--- Start of Data shown ---

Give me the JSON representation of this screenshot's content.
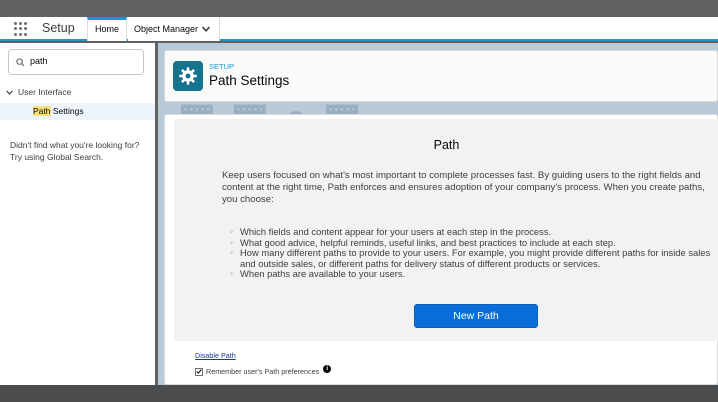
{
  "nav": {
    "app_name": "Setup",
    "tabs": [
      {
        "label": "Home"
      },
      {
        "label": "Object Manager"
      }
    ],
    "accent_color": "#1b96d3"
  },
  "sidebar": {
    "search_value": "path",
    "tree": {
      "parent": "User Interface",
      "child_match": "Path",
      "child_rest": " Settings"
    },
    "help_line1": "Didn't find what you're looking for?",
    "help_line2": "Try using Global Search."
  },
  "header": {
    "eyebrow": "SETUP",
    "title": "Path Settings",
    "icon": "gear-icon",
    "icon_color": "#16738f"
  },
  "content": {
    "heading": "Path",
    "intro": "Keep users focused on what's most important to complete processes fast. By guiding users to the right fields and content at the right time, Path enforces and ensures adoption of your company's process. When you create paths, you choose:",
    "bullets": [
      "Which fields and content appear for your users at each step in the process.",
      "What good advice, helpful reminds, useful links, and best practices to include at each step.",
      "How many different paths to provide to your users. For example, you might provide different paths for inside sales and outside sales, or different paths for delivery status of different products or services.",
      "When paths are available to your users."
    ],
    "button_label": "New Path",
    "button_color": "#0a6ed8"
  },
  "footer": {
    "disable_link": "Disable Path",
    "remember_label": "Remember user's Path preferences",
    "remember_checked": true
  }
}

--- End of Data shown ---
--- Start of Data shown ---

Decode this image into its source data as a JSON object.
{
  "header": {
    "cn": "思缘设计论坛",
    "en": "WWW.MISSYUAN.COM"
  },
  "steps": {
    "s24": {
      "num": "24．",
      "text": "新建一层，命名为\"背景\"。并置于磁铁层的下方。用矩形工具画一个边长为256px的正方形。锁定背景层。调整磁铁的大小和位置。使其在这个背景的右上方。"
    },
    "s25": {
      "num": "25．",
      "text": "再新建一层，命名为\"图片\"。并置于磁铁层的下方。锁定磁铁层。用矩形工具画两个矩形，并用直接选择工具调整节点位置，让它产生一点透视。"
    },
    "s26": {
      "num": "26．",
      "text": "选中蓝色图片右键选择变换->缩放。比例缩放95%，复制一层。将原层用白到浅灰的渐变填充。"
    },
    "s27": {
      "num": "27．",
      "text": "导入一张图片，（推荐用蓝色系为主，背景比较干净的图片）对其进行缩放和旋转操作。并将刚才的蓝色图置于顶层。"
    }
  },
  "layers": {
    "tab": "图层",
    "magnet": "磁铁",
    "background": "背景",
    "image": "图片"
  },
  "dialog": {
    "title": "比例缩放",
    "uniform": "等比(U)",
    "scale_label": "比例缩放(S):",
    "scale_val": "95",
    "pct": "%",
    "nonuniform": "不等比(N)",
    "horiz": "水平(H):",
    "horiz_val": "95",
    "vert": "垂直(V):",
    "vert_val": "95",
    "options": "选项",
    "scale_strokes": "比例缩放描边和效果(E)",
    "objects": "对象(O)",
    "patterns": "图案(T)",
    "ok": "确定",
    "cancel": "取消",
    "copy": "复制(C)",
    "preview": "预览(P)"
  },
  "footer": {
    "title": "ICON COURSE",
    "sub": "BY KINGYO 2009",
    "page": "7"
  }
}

--- End of Data shown ---

• **Exercise requirements**
Copy all lines above containing the string "text".

• **The reply**
      "text": "新建一层，命名为\"背景\"。并置于磁铁层的下方。用矩形工具画一个边长为256px的正方形。锁定背景层。调整磁铁的大小和位置。使其在这个背景的右上方。"
      "text": "再新建一层，命名为\"图片\"。并置于磁铁层的下方。锁定磁铁层。用矩形工具画两个矩形，并用直接选择工具调整节点位置，让它产生一点透视。"
      "text": "选中蓝色图片右键选择变换->缩放。比例缩放95%，复制一层。将原层用白到浅灰的渐变填充。"
      "text": "导入一张图片，（推荐用蓝色系为主，背景比较干净的图片）对其进行缩放和旋转操作。并将刚才的蓝色图置于顶层。"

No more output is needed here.